◆ **Objective**:
Copy every line from the material below that holds "among".

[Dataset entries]
★ ★ ★ ★ ★ ★ ★

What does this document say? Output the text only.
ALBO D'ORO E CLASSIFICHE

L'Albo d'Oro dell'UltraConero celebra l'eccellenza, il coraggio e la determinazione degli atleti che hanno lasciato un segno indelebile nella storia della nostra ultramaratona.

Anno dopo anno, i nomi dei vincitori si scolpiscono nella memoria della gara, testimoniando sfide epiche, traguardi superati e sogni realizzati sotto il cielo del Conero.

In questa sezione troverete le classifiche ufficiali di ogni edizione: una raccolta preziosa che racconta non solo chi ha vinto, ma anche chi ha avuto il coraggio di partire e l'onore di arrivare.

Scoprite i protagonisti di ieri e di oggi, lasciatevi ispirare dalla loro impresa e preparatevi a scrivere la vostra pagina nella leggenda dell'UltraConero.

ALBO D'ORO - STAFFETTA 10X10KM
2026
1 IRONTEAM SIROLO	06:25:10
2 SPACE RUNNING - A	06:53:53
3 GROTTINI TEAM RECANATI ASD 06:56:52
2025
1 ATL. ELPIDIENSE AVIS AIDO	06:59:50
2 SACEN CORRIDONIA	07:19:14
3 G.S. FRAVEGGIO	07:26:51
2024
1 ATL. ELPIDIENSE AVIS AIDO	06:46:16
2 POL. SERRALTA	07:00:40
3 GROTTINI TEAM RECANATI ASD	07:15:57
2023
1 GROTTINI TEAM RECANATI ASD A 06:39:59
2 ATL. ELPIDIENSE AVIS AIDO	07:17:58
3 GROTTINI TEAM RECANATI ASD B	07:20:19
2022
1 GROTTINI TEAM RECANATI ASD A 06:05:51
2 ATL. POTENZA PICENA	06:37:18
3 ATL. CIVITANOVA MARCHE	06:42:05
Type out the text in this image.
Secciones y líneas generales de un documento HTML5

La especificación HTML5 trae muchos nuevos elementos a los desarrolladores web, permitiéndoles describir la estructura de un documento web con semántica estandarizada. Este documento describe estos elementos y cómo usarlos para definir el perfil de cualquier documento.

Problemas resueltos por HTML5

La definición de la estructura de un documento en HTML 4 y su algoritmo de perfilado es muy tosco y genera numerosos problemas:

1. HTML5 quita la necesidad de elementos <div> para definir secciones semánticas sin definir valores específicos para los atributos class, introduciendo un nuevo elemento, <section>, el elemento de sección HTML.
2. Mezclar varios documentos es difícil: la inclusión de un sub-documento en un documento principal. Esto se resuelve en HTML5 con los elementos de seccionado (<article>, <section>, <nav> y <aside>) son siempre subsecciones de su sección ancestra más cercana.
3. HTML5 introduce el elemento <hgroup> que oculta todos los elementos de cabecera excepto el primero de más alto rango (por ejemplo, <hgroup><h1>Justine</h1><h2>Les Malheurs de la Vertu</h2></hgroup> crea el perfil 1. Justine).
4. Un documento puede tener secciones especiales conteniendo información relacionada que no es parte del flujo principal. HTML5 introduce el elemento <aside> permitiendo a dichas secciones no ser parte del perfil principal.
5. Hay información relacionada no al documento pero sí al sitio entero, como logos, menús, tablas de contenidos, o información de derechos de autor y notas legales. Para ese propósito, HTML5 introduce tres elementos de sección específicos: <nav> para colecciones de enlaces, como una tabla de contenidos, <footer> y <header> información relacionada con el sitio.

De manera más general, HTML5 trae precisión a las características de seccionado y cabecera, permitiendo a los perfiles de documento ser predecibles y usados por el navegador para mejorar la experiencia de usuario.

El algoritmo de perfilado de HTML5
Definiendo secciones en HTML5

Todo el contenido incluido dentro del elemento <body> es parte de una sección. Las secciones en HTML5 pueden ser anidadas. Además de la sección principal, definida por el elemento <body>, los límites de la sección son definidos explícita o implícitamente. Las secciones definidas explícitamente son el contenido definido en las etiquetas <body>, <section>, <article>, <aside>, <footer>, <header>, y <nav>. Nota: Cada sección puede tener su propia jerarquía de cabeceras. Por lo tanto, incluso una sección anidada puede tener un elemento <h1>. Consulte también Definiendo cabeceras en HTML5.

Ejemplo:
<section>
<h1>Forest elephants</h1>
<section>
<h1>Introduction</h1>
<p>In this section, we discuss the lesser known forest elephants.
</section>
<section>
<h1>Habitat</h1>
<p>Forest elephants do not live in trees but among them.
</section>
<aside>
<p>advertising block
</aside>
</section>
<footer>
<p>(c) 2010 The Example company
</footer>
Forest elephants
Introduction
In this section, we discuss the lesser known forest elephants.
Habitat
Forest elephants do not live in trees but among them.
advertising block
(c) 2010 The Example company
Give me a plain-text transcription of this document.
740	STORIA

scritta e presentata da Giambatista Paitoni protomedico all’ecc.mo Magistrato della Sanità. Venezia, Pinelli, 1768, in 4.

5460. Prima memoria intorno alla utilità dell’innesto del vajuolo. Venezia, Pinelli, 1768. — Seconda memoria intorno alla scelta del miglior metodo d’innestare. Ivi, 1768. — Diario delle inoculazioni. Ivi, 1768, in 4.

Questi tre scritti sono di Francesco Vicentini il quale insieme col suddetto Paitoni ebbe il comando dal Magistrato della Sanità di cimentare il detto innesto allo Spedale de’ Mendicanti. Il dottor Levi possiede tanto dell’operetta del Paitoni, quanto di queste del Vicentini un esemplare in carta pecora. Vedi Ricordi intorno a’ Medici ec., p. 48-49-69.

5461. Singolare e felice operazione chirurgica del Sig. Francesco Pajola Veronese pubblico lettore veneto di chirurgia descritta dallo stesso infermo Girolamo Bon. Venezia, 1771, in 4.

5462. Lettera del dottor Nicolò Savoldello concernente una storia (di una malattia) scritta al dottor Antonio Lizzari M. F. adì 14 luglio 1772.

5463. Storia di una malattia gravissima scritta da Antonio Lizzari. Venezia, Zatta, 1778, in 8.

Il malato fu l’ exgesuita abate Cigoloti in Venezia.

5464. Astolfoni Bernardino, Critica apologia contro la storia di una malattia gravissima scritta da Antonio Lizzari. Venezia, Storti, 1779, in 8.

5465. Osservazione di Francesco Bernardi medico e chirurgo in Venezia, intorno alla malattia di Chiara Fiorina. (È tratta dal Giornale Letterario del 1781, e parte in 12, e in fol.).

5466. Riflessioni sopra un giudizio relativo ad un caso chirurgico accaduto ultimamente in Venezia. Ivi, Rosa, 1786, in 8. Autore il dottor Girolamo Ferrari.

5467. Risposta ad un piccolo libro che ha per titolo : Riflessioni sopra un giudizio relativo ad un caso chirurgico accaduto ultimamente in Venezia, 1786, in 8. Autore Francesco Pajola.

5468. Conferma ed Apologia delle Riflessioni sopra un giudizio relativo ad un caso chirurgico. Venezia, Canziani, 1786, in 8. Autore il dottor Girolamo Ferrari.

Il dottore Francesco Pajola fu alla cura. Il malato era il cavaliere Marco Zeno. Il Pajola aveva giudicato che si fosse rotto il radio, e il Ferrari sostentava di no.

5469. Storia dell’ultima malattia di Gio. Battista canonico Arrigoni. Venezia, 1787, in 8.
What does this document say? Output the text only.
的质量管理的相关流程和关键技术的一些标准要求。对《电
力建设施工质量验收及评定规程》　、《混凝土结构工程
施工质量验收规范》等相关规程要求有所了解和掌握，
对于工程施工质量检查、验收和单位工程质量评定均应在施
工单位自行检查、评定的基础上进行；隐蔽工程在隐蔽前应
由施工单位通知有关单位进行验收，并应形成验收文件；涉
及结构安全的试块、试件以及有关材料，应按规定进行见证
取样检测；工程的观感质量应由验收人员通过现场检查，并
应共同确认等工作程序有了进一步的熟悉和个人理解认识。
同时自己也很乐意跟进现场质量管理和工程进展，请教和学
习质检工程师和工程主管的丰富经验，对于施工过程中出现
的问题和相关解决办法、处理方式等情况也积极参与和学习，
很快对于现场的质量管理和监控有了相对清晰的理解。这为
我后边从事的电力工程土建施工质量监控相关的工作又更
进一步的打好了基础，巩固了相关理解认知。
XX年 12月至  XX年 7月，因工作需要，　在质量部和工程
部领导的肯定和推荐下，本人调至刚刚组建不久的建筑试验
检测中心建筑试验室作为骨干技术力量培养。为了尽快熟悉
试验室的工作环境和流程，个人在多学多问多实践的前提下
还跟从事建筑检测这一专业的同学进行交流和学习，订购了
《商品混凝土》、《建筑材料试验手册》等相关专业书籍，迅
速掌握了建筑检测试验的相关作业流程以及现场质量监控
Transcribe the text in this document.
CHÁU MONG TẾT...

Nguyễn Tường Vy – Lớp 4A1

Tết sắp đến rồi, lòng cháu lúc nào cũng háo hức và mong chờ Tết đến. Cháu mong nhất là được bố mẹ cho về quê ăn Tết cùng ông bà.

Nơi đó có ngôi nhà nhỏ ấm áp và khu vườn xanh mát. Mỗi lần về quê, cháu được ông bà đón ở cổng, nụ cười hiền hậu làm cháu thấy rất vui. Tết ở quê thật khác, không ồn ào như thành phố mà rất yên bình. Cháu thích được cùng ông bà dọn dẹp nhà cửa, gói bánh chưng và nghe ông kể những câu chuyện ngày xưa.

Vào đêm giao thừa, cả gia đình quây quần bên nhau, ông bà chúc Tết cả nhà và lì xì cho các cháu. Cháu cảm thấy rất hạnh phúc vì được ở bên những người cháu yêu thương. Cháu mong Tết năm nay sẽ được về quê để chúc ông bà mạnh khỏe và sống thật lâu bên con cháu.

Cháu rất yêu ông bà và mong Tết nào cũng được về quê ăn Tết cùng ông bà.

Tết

★ ★ ★ ★ ★ ★ ★

◆ **Response below**:
<p>Forest elephants do not live in trees but among them.
Forest elephants do not live in trees but among them.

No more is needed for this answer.